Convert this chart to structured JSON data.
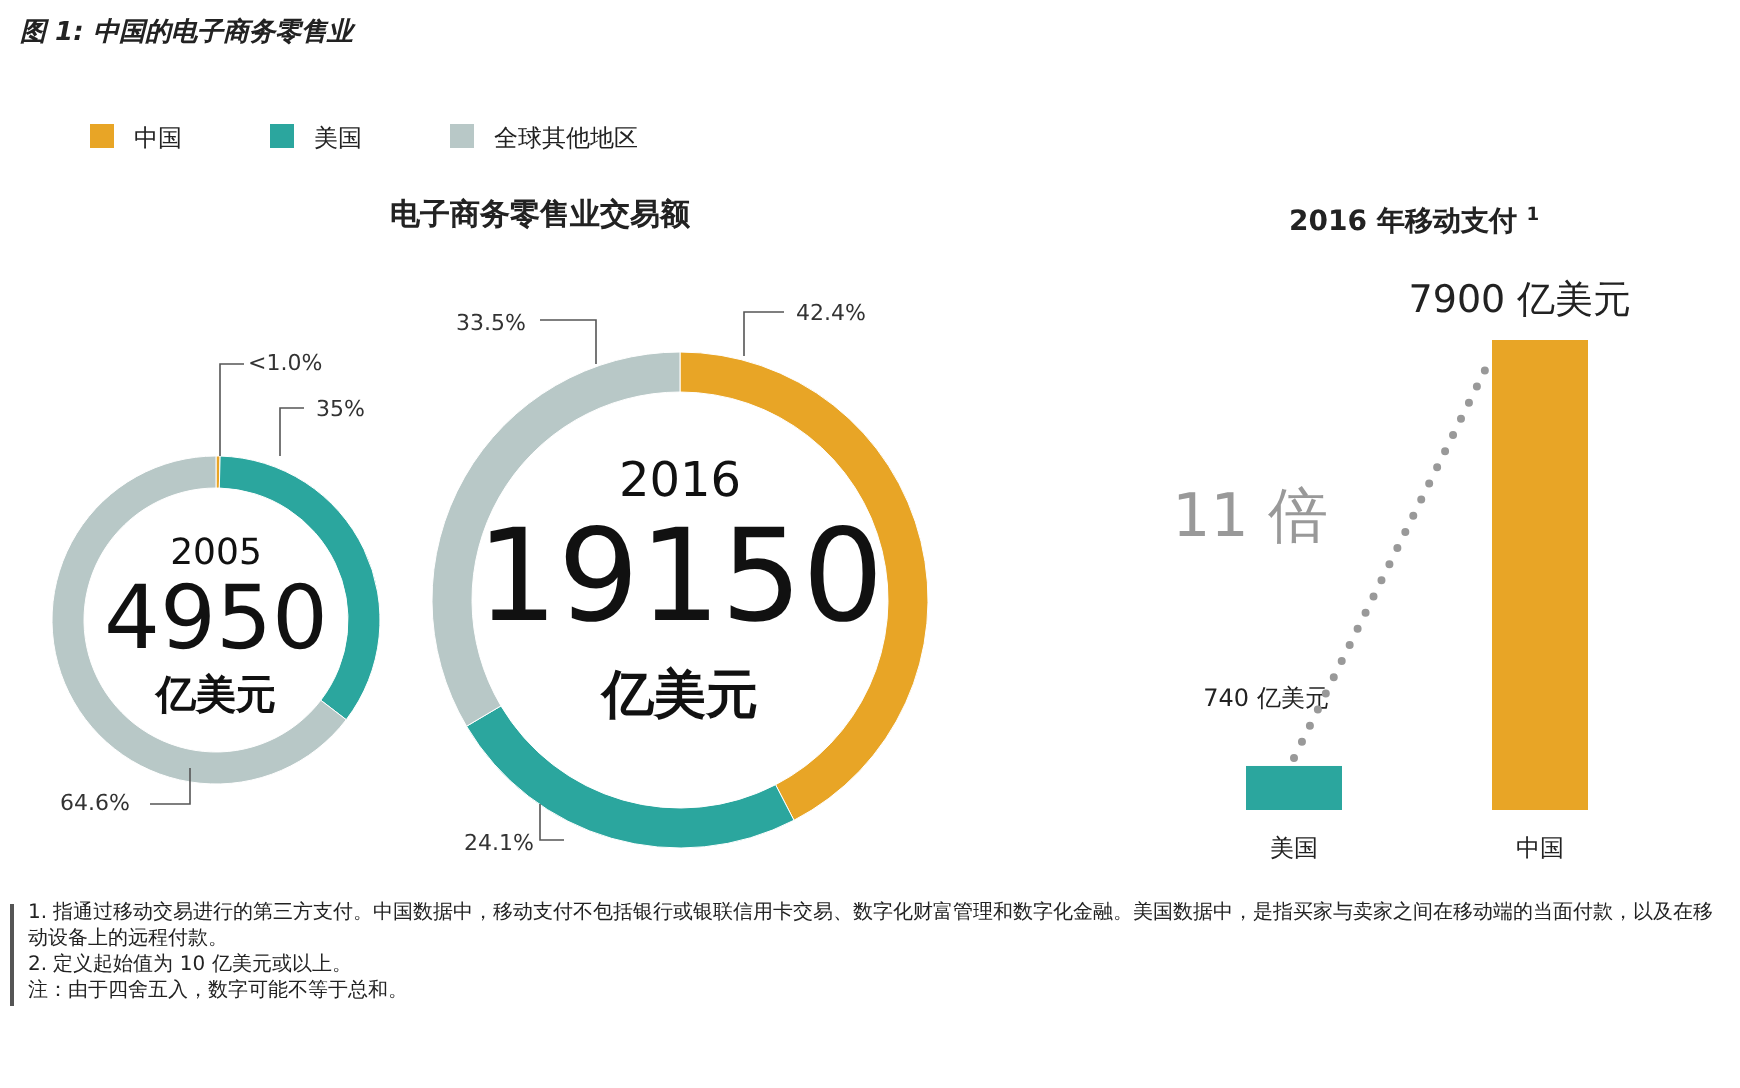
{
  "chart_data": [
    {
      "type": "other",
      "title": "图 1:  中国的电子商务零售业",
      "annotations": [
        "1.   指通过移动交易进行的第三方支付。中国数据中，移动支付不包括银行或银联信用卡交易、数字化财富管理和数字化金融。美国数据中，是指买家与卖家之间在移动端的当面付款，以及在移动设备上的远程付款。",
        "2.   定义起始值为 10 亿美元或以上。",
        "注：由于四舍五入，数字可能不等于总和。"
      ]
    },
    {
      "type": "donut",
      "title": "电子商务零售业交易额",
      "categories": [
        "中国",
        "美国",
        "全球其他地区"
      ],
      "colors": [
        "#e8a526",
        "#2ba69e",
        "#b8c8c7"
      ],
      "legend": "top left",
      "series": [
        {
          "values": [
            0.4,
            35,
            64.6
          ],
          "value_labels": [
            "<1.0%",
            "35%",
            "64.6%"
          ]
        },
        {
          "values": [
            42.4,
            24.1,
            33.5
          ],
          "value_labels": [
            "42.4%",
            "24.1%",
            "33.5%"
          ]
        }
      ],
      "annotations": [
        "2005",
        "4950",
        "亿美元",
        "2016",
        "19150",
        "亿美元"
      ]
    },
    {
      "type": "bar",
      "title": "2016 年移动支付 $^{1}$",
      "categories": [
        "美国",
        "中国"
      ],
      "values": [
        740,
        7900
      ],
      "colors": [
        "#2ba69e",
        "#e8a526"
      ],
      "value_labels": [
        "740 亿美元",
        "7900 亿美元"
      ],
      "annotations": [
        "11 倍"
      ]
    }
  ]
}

• [What is required]:
Every record must be copied exactly, with images dropped from the result.

• [Solution to the exercise]:
Convert this chart to structured JSON data.
{
  "chart_data": [
    {
      "type": "other",
      "title": "图 1:  中国的电子商务零售业",
      "annotations": [
        "1.   指通过移动交易进行的第三方支付。中国数据中，移动支付不包括银行或银联信用卡交易、数字化财富管理和数字化金融。美国数据中，是指买家与卖家之间在移动端的当面付款，以及在移动设备上的远程付款。",
        "2.   定义起始值为 10 亿美元或以上。",
        "注：由于四舍五入，数字可能不等于总和。"
      ]
    },
    {
      "type": "donut",
      "title": "电子商务零售业交易额",
      "categories": [
        "中国",
        "美国",
        "全球其他地区"
      ],
      "colors": [
        "#e8a526",
        "#2ba69e",
        "#b8c8c7"
      ],
      "legend": "top left",
      "series": [
        {
          "values": [
            0.4,
            35,
            64.6
          ],
          "value_labels": [
            "<1.0%",
            "35%",
            "64.6%"
          ]
        },
        {
          "values": [
            42.4,
            24.1,
            33.5
          ],
          "value_labels": [
            "42.4%",
            "24.1%",
            "33.5%"
          ]
        }
      ],
      "annotations": [
        "2005",
        "4950",
        "亿美元",
        "2016",
        "19150",
        "亿美元"
      ]
    },
    {
      "type": "bar",
      "title": "2016 年移动支付 $^{1}$",
      "categories": [
        "美国",
        "中国"
      ],
      "values": [
        740,
        7900
      ],
      "colors": [
        "#2ba69e",
        "#e8a526"
      ],
      "value_labels": [
        "740 亿美元",
        "7900 亿美元"
      ],
      "annotations": [
        "11 倍"
      ]
    }
  ]
}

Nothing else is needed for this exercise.